* Given exercise
Below are records. Copy every line with "this" in it.

* Information supplied

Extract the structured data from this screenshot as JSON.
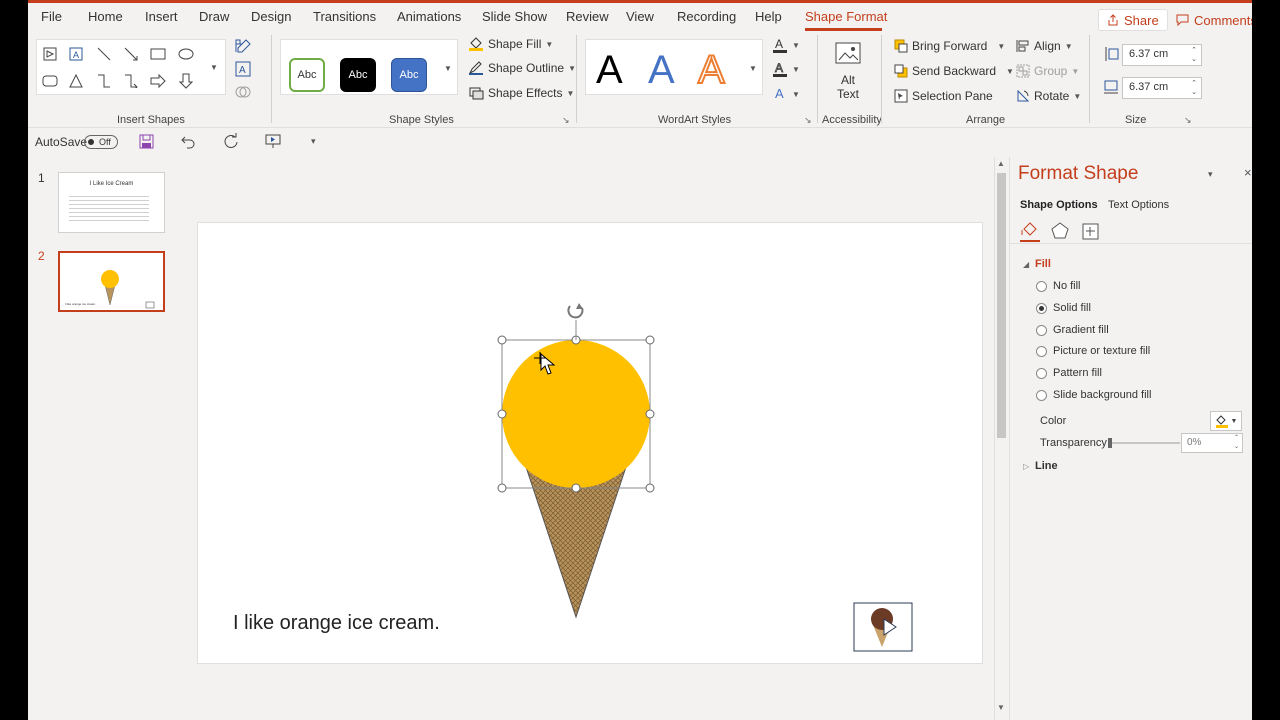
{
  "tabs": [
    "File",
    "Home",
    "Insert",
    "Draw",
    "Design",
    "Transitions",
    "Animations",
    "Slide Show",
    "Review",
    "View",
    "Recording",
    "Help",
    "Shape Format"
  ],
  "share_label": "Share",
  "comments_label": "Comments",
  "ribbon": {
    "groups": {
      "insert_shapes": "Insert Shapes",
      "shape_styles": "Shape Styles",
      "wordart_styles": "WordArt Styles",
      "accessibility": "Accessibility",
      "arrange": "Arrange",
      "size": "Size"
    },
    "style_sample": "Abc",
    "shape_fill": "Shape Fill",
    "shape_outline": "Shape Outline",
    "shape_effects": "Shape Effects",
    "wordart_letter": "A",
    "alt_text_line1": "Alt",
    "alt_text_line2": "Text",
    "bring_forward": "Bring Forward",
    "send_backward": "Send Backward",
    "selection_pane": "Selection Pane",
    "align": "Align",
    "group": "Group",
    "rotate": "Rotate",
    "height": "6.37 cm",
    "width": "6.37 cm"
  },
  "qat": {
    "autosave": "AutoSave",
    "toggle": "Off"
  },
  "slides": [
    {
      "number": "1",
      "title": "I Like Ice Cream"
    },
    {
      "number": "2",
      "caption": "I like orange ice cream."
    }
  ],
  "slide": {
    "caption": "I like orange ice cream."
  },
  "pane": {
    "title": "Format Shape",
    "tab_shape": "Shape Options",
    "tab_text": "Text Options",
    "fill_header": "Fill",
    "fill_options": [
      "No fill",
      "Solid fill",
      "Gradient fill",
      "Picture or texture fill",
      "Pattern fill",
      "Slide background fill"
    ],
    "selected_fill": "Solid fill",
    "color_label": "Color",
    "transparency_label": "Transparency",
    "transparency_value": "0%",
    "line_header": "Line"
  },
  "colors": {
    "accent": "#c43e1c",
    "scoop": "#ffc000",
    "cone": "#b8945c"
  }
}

==

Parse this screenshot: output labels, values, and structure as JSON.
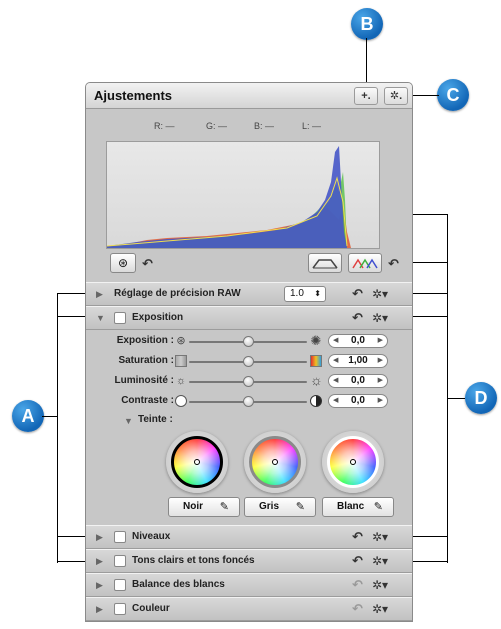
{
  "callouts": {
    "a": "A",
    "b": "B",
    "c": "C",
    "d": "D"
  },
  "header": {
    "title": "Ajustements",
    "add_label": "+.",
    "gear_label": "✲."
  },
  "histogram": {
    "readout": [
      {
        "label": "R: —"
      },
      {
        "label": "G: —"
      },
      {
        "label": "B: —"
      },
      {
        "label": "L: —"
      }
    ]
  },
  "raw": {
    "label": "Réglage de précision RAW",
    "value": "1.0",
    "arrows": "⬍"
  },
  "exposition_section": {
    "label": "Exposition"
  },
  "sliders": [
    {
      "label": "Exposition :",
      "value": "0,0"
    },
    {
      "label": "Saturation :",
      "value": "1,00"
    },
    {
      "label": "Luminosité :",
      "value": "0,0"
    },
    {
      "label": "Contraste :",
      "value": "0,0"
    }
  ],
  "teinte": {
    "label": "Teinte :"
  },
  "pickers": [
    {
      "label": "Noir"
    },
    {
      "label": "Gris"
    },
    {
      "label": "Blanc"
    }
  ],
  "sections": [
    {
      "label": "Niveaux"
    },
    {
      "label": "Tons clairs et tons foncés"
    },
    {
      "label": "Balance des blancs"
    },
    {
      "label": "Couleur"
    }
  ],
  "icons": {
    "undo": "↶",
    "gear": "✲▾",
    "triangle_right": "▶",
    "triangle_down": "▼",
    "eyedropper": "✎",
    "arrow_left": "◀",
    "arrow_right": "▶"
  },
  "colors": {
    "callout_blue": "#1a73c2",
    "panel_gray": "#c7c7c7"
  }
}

* * *

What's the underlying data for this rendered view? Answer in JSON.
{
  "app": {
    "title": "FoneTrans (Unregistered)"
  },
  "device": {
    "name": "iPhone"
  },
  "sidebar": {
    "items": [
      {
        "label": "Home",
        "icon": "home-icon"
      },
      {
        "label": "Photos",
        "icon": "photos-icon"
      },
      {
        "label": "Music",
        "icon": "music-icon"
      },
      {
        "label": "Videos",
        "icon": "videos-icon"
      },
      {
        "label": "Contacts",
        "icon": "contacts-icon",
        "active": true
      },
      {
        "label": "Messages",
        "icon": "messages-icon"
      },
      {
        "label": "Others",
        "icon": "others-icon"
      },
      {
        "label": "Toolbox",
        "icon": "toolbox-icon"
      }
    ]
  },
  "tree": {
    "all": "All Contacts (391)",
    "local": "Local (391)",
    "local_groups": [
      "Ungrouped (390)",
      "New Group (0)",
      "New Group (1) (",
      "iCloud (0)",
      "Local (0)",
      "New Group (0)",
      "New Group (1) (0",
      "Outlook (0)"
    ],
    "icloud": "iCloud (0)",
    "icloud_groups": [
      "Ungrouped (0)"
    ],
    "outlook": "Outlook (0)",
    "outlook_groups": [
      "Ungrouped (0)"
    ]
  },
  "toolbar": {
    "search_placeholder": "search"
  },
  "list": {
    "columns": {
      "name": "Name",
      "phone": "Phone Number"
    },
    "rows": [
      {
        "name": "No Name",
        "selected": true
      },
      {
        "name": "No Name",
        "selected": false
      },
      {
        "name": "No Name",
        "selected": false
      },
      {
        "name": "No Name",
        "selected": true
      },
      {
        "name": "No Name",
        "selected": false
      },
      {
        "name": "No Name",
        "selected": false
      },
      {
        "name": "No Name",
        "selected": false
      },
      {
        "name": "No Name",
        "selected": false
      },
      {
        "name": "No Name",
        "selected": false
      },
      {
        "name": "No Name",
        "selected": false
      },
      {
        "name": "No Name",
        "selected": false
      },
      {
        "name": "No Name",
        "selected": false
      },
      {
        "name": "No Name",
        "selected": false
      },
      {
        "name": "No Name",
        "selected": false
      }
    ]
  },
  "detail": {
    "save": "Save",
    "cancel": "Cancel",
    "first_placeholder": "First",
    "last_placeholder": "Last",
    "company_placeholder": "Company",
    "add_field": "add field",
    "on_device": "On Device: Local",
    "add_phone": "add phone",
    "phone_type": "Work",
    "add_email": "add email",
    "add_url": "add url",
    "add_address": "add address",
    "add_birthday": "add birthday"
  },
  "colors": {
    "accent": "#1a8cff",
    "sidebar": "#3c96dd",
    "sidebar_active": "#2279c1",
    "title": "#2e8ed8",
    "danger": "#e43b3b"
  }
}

* Exercise output
Extract the structured data from this screenshot as JSON.
Parse this screenshot: output labels, values, and structure as JSON.
What's the underlying data for this rendered view? Answer in JSON.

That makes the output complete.